━━ Given information

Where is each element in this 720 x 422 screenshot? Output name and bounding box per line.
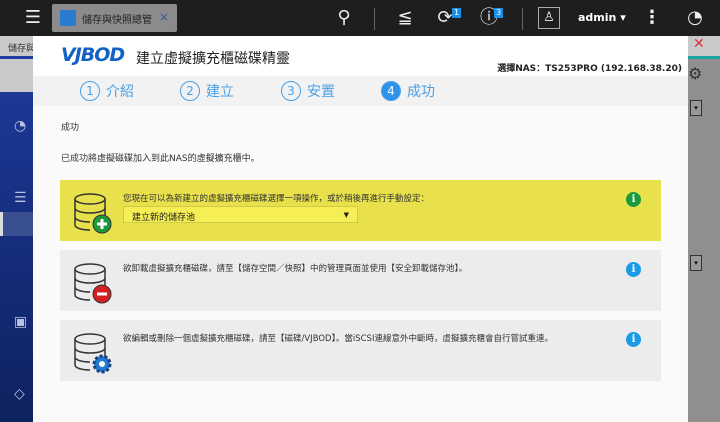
section-title: 成功 [61,123,80,133]
info-icon[interactable]: i [626,262,641,277]
background-dropdown[interactable]: ▾ [690,100,702,116]
info-card: 欲編輯或刪除一個虛擬擴充櫃磁碟，請至【磁碟/VJBOD】。當iSCSI連線意外中… [60,320,661,381]
search-icon[interactable]: ⚲ [333,0,355,36]
step-intro: 1 介紹 [80,80,134,102]
app-tab[interactable]: 儲存與快照總管 × [52,4,177,32]
card-text: 您現在可以為新建立的虛擬擴充櫃磁碟選擇一項操作，或於稍後再進行手動設定： [123,194,430,204]
top-bar: ☰ 儲存與快照總管 × ⚲ ≦ ⟳ 1 ⓘ 3 ♙ admin ▾ ⋮ ◔ [0,0,720,36]
more-icon[interactable]: ⋮ [642,0,662,36]
action-select[interactable]: 建立新的儲存池 ▼ [123,206,358,223]
sidebar [0,59,33,422]
disk-add-icon [74,193,112,234]
success-message: 已成功將虛擬磁碟加入到此NAS的虛擬擴充櫃中。 [61,154,260,164]
external-icon[interactable]: ◇ [14,386,25,402]
vjbod-logo: VJBOD [61,44,125,66]
storage-icon[interactable]: ☰ [14,190,27,206]
dashboard-icon[interactable]: ◔ [684,0,706,36]
menu-icon[interactable]: ☰ [22,0,44,36]
disk-remove-icon [74,263,112,304]
dialog-header: VJBOD 建立虛擬擴充櫃磁碟精靈 選擇NAS：TS253PRO (192.16… [33,36,688,76]
step-place: 3 安置 [281,80,335,102]
wizard-steps: 1 介紹 2 建立 3 安置 4 成功 [33,76,688,106]
selected-nas: 選擇NAS：TS253PRO (192.168.38.20) [497,64,682,74]
background-dropdown[interactable]: ▾ [690,255,702,271]
snapshot-icon[interactable]: ▣ [14,314,27,330]
close-app-icon[interactable]: ✕ [693,36,705,52]
step-create: 2 建立 [180,80,234,102]
close-tab-icon[interactable]: × [159,10,169,24]
card-text: 欲卸載虛擬擴充櫃磁碟，請至【儲存空間／快照】中的管理頁面並使用【安全卸載儲存池】… [123,264,468,274]
app-title: 儲存與 [8,44,36,54]
disk-settings-icon [74,333,112,374]
sidebar-header [0,59,33,92]
info-icon[interactable]: ⓘ [478,0,500,36]
settings-icon[interactable]: ⚙ [688,64,702,83]
vjbod-wizard-dialog: VJBOD 建立虛擬擴充櫃磁碟精靈 選擇NAS：TS253PRO (192.16… [33,36,688,422]
user-menu[interactable]: admin ▾ [578,11,626,24]
tab-label: 儲存與快照總管 [82,15,152,26]
dialog-title: 建立虛擬擴充櫃磁碟精靈 [136,51,290,67]
storage-app-icon [60,10,76,26]
overview-icon[interactable]: ◔ [14,118,26,134]
action-card: 您現在可以為新建立的虛擬擴充櫃磁碟選擇一項操作，或於稍後再進行手動設定： 建立新… [60,180,661,241]
info-badge: 3 [494,8,504,18]
step-success: 4 成功 [381,80,435,102]
select-value: 建立新的儲存池 [132,213,196,223]
info-card: 欲卸載虛擬擴充櫃磁碟，請至【儲存空間／快照】中的管理頁面並使用【安全卸載儲存池】… [60,250,661,311]
notification-icon[interactable]: ⟳ [434,0,456,36]
card-text: 欲編輯或刪除一個虛擬擴充櫃磁碟，請至【磁碟/VJBOD】。當iSCSI連線意外中… [123,334,553,344]
user-avatar-icon[interactable]: ♙ [538,7,560,29]
chevron-down-icon: ▼ [343,211,349,219]
sidebar-item-selected[interactable] [0,212,33,236]
tasks-icon[interactable]: ≦ [394,0,416,36]
username: admin [578,11,617,24]
info-icon[interactable]: i [626,332,641,347]
info-icon[interactable]: i [626,192,641,207]
notification-badge: 1 [452,8,462,18]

━━━━

> Task brief
Copy the listing above character for character, omitting the picture.

> Solution for this task
Where is each element in this 720 x 422 screenshot? Output name and bounding box per line.
section-title: 成功 [61,123,80,133]
info-icon[interactable]: i [626,262,641,277]
background-dropdown[interactable]: ▾ [690,100,702,116]
info-card: 欲編輯或刪除一個虛擬擴充櫃磁碟，請至【磁碟/VJBOD】。當iSCSI連線意外中… [60,320,661,381]
search-icon[interactable]: ⚲ [333,0,355,36]
step-intro: 1 介紹 [80,80,134,102]
app-tab[interactable]: 儲存與快照總管 × [52,4,177,32]
card-text: 您現在可以為新建立的虛擬擴充櫃磁碟選擇一項操作，或於稍後再進行手動設定： [123,194,430,204]
top-bar: ☰ 儲存與快照總管 × ⚲ ≦ ⟳ 1 ⓘ 3 ♙ admin ▾ ⋮ ◔ [0,0,720,36]
more-icon[interactable]: ⋮ [642,0,662,36]
action-select[interactable]: 建立新的儲存池 ▼ [123,206,358,223]
sidebar [0,59,33,422]
disk-add-icon [74,193,112,234]
success-message: 已成功將虛擬磁碟加入到此NAS的虛擬擴充櫃中。 [61,154,260,164]
external-icon[interactable]: ◇ [14,386,25,402]
vjbod-logo: VJBOD [61,44,125,66]
storage-icon[interactable]: ☰ [14,190,27,206]
dashboard-icon[interactable]: ◔ [684,0,706,36]
menu-icon[interactable]: ☰ [22,0,44,36]
disk-remove-icon [74,263,112,304]
dialog-header: VJBOD 建立虛擬擴充櫃磁碟精靈 選擇NAS：TS253PRO (192.16… [33,36,688,76]
step-place: 3 安置 [281,80,335,102]
wizard-steps: 1 介紹 2 建立 3 安置 4 成功 [33,76,688,106]
selected-nas: 選擇NAS：TS253PRO (192.168.38.20) [497,64,682,74]
background-dropdown[interactable]: ▾ [690,255,702,271]
snapshot-icon[interactable]: ▣ [14,314,27,330]
close-app-icon[interactable]: ✕ [693,36,705,52]
step-create: 2 建立 [180,80,234,102]
close-tab-icon[interactable]: × [159,10,169,24]
card-text: 欲卸載虛擬擴充櫃磁碟，請至【儲存空間／快照】中的管理頁面並使用【安全卸載儲存池】… [123,264,468,274]
app-title: 儲存與 [8,44,36,54]
disk-settings-icon [74,333,112,374]
sidebar-header [0,59,33,92]
info-icon[interactable]: ⓘ [478,0,500,36]
settings-icon[interactable]: ⚙ [688,64,702,83]
vjbod-wizard-dialog: VJBOD 建立虛擬擴充櫃磁碟精靈 選擇NAS：TS253PRO (192.16… [33,36,688,422]
user-menu[interactable]: admin ▾ [578,11,626,24]
tab-label: 儲存與快照總管 [82,15,152,26]
dialog-title: 建立虛擬擴充櫃磁碟精靈 [136,51,290,67]
storage-app-icon [60,10,76,26]
overview-icon[interactable]: ◔ [14,118,26,134]
action-card: 您現在可以為新建立的虛擬擴充櫃磁碟選擇一項操作，或於稍後再進行手動設定： 建立新… [60,180,661,241]
info-badge: 3 [494,8,504,18]
step-success: 4 成功 [381,80,435,102]
select-value: 建立新的儲存池 [132,213,196,223]
info-card: 欲卸載虛擬擴充櫃磁碟，請至【儲存空間／快照】中的管理頁面並使用【安全卸載儲存池】… [60,250,661,311]
notification-icon[interactable]: ⟳ [434,0,456,36]
card-text: 欲編輯或刪除一個虛擬擴充櫃磁碟，請至【磁碟/VJBOD】。當iSCSI連線意外中… [123,334,553,344]
user-avatar-icon[interactable]: ♙ [538,7,560,29]
chevron-down-icon: ▼ [343,211,349,219]
sidebar-item-selected[interactable] [0,212,33,236]
tasks-icon[interactable]: ≦ [394,0,416,36]
username: admin [578,11,617,24]
info-icon[interactable]: i [626,332,641,347]
info-icon[interactable]: i [626,192,641,207]
notification-badge: 1 [452,8,462,18]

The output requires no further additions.